[Dataset records]
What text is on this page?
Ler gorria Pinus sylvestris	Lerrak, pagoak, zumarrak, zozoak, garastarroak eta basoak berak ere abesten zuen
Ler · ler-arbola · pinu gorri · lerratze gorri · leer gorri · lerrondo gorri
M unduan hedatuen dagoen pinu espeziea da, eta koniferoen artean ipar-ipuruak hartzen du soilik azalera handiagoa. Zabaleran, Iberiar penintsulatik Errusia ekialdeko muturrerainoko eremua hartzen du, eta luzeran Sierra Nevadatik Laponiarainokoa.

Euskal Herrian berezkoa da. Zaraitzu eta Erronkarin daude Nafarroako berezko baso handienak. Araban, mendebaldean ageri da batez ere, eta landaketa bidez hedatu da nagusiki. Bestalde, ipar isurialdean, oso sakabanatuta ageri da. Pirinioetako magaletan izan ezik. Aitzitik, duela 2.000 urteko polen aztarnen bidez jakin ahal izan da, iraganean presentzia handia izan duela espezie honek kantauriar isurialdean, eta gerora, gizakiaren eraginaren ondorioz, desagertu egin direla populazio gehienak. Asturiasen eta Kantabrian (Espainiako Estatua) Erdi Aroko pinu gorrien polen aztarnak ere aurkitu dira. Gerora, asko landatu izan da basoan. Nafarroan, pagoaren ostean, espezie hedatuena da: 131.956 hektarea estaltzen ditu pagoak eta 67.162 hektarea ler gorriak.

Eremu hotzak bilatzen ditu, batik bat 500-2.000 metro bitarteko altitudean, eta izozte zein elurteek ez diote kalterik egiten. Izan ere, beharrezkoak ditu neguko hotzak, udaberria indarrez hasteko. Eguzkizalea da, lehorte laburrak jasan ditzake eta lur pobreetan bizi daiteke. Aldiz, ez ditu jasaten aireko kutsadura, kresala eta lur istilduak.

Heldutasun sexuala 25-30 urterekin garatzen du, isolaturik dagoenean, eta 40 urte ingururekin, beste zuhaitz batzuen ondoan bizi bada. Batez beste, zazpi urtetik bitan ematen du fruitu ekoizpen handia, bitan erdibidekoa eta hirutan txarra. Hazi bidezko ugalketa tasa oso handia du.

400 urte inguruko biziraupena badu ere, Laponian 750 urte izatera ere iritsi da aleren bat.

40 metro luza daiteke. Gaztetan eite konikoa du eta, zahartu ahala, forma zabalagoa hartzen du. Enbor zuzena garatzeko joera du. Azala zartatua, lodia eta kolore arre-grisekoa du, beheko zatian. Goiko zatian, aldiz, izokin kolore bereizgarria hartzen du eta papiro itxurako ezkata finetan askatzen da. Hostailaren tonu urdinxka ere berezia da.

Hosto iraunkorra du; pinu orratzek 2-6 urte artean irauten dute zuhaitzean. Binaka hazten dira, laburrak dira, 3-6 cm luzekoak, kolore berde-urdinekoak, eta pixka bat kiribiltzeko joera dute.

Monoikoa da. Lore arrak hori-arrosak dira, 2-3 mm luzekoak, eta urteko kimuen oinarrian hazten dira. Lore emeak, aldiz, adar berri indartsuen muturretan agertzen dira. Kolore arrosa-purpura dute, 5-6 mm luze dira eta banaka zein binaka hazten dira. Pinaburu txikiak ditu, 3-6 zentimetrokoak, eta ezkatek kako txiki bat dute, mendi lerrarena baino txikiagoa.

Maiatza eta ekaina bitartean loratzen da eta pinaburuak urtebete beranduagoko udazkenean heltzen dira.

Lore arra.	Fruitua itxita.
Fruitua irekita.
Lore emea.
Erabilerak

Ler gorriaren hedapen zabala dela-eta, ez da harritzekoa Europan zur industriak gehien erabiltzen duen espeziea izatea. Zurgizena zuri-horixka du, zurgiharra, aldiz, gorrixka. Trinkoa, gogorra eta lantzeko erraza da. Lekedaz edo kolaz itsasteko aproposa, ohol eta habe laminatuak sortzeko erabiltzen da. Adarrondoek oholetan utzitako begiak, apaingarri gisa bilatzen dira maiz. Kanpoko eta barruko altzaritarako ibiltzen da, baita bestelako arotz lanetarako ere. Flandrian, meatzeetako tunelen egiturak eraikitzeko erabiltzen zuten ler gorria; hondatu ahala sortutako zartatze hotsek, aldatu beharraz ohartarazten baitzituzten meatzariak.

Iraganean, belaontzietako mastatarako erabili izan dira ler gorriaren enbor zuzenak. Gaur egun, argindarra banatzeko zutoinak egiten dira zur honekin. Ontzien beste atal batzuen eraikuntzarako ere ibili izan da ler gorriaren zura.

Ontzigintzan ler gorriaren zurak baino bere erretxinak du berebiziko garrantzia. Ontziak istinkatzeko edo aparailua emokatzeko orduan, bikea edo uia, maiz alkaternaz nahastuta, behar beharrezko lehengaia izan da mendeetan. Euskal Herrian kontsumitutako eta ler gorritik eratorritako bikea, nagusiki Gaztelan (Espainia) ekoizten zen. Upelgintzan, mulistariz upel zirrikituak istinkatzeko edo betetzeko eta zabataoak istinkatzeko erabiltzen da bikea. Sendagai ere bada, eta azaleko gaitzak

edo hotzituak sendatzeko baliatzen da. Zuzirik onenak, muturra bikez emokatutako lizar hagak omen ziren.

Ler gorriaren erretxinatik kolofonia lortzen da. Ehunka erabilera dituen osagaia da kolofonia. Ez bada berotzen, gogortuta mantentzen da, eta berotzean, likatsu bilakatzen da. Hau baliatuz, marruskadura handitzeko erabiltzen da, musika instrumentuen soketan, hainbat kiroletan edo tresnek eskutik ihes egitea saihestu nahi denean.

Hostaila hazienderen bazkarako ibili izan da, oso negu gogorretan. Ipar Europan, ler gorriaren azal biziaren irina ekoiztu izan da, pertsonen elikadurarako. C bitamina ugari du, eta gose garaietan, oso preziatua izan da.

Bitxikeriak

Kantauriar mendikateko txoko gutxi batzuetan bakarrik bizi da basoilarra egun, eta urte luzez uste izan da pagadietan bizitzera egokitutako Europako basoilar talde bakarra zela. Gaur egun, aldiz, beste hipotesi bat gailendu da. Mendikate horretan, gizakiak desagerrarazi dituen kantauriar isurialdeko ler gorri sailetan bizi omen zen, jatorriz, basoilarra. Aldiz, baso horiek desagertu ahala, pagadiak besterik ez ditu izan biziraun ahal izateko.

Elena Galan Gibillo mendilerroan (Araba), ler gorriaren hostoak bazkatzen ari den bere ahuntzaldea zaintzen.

[Objective] Ascertain the number of lines in the entries that include the word "pagoak", and report only that number.

[Written answer] 2